§ REQUIREMENTS
Reproduce the listing verbatim.

Entries with figure data:

— start —

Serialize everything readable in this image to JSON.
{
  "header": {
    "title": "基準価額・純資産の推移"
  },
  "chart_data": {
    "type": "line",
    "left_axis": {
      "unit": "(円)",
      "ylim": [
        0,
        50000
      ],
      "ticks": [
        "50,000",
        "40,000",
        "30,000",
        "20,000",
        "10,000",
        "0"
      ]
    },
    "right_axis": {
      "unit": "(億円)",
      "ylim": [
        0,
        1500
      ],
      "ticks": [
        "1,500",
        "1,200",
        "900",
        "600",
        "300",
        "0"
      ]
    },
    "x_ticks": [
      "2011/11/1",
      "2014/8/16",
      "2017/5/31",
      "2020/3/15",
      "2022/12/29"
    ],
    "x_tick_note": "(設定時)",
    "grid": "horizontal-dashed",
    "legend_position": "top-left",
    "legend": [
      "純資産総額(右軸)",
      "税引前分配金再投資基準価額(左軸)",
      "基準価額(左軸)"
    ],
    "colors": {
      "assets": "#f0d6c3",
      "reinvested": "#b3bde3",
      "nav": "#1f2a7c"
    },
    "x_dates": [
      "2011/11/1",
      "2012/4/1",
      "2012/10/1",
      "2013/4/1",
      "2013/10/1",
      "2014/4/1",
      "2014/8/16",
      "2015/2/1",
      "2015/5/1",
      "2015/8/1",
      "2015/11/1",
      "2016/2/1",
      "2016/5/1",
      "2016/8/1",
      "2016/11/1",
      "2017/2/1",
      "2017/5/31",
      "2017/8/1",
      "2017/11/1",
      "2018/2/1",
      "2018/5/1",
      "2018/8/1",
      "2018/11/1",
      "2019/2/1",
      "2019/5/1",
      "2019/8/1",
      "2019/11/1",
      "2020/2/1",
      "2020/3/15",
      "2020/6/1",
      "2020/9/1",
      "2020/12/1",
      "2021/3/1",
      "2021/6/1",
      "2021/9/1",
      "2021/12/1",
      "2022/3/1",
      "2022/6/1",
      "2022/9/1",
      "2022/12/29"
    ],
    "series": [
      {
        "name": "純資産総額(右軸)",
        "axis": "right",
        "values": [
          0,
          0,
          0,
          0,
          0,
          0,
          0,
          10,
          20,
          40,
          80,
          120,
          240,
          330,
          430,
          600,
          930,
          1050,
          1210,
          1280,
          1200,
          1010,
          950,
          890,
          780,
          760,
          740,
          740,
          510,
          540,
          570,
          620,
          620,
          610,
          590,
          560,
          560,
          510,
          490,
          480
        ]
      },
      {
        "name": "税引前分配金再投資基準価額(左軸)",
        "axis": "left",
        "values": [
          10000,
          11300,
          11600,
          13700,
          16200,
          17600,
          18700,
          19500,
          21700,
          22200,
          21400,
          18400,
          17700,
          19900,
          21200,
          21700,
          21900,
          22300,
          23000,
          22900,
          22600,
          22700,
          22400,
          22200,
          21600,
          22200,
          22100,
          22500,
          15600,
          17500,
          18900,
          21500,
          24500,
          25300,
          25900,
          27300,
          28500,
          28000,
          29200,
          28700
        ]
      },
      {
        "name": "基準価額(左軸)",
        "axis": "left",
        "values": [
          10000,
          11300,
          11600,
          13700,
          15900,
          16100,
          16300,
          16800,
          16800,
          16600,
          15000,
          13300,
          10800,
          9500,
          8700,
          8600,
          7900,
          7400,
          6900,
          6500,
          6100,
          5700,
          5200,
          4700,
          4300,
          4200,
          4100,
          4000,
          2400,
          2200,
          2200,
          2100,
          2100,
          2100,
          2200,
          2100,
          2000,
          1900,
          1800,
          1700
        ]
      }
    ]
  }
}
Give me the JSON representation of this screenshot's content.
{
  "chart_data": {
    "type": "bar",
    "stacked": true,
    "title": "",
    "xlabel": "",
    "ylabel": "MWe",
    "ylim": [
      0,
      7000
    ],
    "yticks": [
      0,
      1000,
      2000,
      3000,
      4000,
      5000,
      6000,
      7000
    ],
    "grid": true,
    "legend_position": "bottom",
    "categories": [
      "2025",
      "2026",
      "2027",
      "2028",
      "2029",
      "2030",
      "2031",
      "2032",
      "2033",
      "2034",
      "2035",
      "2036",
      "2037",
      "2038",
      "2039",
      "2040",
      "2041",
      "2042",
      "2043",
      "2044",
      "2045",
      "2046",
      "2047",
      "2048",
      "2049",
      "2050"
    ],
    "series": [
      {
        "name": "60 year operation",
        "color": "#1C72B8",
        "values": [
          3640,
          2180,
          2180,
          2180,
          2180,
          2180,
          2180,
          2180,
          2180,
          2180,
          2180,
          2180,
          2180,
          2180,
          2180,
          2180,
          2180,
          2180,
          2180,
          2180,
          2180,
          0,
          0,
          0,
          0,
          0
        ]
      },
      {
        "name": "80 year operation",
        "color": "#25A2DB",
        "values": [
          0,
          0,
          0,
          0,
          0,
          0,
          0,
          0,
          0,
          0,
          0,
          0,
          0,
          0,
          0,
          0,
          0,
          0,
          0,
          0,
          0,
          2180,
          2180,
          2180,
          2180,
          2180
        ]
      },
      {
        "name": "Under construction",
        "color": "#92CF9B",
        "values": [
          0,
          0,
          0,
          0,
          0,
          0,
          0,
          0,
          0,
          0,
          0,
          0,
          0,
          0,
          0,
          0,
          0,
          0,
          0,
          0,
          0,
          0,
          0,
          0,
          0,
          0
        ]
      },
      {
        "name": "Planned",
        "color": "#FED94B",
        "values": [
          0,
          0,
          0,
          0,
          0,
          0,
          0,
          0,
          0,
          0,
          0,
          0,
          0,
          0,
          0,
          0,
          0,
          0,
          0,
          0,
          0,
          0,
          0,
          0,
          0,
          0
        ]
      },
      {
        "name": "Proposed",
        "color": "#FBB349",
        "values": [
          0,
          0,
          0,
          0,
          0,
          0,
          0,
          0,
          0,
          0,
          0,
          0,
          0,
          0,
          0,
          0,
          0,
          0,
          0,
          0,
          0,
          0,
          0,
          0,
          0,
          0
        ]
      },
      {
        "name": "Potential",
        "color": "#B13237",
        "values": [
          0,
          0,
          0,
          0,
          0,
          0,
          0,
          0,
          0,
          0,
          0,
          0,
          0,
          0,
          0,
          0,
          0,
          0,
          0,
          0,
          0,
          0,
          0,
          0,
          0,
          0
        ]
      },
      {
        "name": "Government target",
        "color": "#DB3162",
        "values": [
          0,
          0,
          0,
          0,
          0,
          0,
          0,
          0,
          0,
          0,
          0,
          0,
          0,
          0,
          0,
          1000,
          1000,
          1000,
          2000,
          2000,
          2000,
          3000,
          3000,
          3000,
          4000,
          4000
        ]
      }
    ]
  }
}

— end —

§ ANSWER TO THE EXERCISE
Serialize everything readable in this image to JSON.
{
  "header": {
    "title": "基準価額・純資産の推移"
  },
  "chart_data": {
    "type": "line",
    "left_axis": {
      "unit": "(円)",
      "ylim": [
        0,
        50000
      ],
      "ticks": [
        "50,000",
        "40,000",
        "30,000",
        "20,000",
        "10,000",
        "0"
      ]
    },
    "right_axis": {
      "unit": "(億円)",
      "ylim": [
        0,
        1500
      ],
      "ticks": [
        "1,500",
        "1,200",
        "900",
        "600",
        "300",
        "0"
      ]
    },
    "x_ticks": [
      "2011/11/1",
      "2014/8/16",
      "2017/5/31",
      "2020/3/15",
      "2022/12/29"
    ],
    "x_tick_note": "(設定時)",
    "grid": "horizontal-dashed",
    "legend_position": "top-left",
    "legend": [
      "純資産総額(右軸)",
      "税引前分配金再投資基準価額(左軸)",
      "基準価額(左軸)"
    ],
    "colors": {
      "assets": "#f0d6c3",
      "reinvested": "#b3bde3",
      "nav": "#1f2a7c"
    },
    "x_dates": [
      "2011/11/1",
      "2012/4/1",
      "2012/10/1",
      "2013/4/1",
      "2013/10/1",
      "2014/4/1",
      "2014/8/16",
      "2015/2/1",
      "2015/5/1",
      "2015/8/1",
      "2015/11/1",
      "2016/2/1",
      "2016/5/1",
      "2016/8/1",
      "2016/11/1",
      "2017/2/1",
      "2017/5/31",
      "2017/8/1",
      "2017/11/1",
      "2018/2/1",
      "2018/5/1",
      "2018/8/1",
      "2018/11/1",
      "2019/2/1",
      "2019/5/1",
      "2019/8/1",
      "2019/11/1",
      "2020/2/1",
      "2020/3/15",
      "2020/6/1",
      "2020/9/1",
      "2020/12/1",
      "2021/3/1",
      "2021/6/1",
      "2021/9/1",
      "2021/12/1",
      "2022/3/1",
      "2022/6/1",
      "2022/9/1",
      "2022/12/29"
    ],
    "series": [
      {
        "name": "純資産総額(右軸)",
        "axis": "right",
        "values": [
          0,
          0,
          0,
          0,
          0,
          0,
          0,
          10,
          20,
          40,
          80,
          120,
          240,
          330,
          430,
          600,
          930,
          1050,
          1210,
          1280,
          1200,
          1010,
          950,
          890,
          780,
          760,
          740,
          740,
          510,
          540,
          570,
          620,
          620,
          610,
          590,
          560,
          560,
          510,
          490,
          480
        ]
      },
      {
        "name": "税引前分配金再投資基準価額(左軸)",
        "axis": "left",
        "values": [
          10000,
          11300,
          11600,
          13700,
          16200,
          17600,
          18700,
          19500,
          21700,
          22200,
          21400,
          18400,
          17700,
          19900,
          21200,
          21700,
          21900,
          22300,
          23000,
          22900,
          22600,
          22700,
          22400,
          22200,
          21600,
          22200,
          22100,
          22500,
          15600,
          17500,
          18900,
          21500,
          24500,
          25300,
          25900,
          27300,
          28500,
          28000,
          29200,
          28700
        ]
      },
      {
        "name": "基準価額(左軸)",
        "axis": "left",
        "values": [
          10000,
          11300,
          11600,
          13700,
          15900,
          16100,
          16300,
          16800,
          16800,
          16600,
          15000,
          13300,
          10800,
          9500,
          8700,
          8600,
          7900,
          7400,
          6900,
          6500,
          6100,
          5700,
          5200,
          4700,
          4300,
          4200,
          4100,
          4000,
          2400,
          2200,
          2200,
          2100,
          2100,
          2100,
          2200,
          2100,
          2000,
          1900,
          1800,
          1700
        ]
      }
    ]
  }
}
Give me the JSON representation of this screenshot's content.
{
  "chart_data": {
    "type": "bar",
    "stacked": true,
    "title": "",
    "xlabel": "",
    "ylabel": "MWe",
    "ylim": [
      0,
      7000
    ],
    "yticks": [
      0,
      1000,
      2000,
      3000,
      4000,
      5000,
      6000,
      7000
    ],
    "grid": true,
    "legend_position": "bottom",
    "categories": [
      "2025",
      "2026",
      "2027",
      "2028",
      "2029",
      "2030",
      "2031",
      "2032",
      "2033",
      "2034",
      "2035",
      "2036",
      "2037",
      "2038",
      "2039",
      "2040",
      "2041",
      "2042",
      "2043",
      "2044",
      "2045",
      "2046",
      "2047",
      "2048",
      "2049",
      "2050"
    ],
    "series": [
      {
        "name": "60 year operation",
        "color": "#1C72B8",
        "values": [
          3640,
          2180,
          2180,
          2180,
          2180,
          2180,
          2180,
          2180,
          2180,
          2180,
          2180,
          2180,
          2180,
          2180,
          2180,
          2180,
          2180,
          2180,
          2180,
          2180,
          2180,
          0,
          0,
          0,
          0,
          0
        ]
      },
      {
        "name": "80 year operation",
        "color": "#25A2DB",
        "values": [
          0,
          0,
          0,
          0,
          0,
          0,
          0,
          0,
          0,
          0,
          0,
          0,
          0,
          0,
          0,
          0,
          0,
          0,
          0,
          0,
          0,
          2180,
          2180,
          2180,
          2180,
          2180
        ]
      },
      {
        "name": "Under construction",
        "color": "#92CF9B",
        "values": [
          0,
          0,
          0,
          0,
          0,
          0,
          0,
          0,
          0,
          0,
          0,
          0,
          0,
          0,
          0,
          0,
          0,
          0,
          0,
          0,
          0,
          0,
          0,
          0,
          0,
          0
        ]
      },
      {
        "name": "Planned",
        "color": "#FED94B",
        "values": [
          0,
          0,
          0,
          0,
          0,
          0,
          0,
          0,
          0,
          0,
          0,
          0,
          0,
          0,
          0,
          0,
          0,
          0,
          0,
          0,
          0,
          0,
          0,
          0,
          0,
          0
        ]
      },
      {
        "name": "Proposed",
        "color": "#FBB349",
        "values": [
          0,
          0,
          0,
          0,
          0,
          0,
          0,
          0,
          0,
          0,
          0,
          0,
          0,
          0,
          0,
          0,
          0,
          0,
          0,
          0,
          0,
          0,
          0,
          0,
          0,
          0
        ]
      },
      {
        "name": "Potential",
        "color": "#B13237",
        "values": [
          0,
          0,
          0,
          0,
          0,
          0,
          0,
          0,
          0,
          0,
          0,
          0,
          0,
          0,
          0,
          0,
          0,
          0,
          0,
          0,
          0,
          0,
          0,
          0,
          0,
          0
        ]
      },
      {
        "name": "Government target",
        "color": "#DB3162",
        "values": [
          0,
          0,
          0,
          0,
          0,
          0,
          0,
          0,
          0,
          0,
          0,
          0,
          0,
          0,
          0,
          1000,
          1000,
          1000,
          2000,
          2000,
          2000,
          3000,
          3000,
          3000,
          4000,
          4000
        ]
      }
    ]
  }
}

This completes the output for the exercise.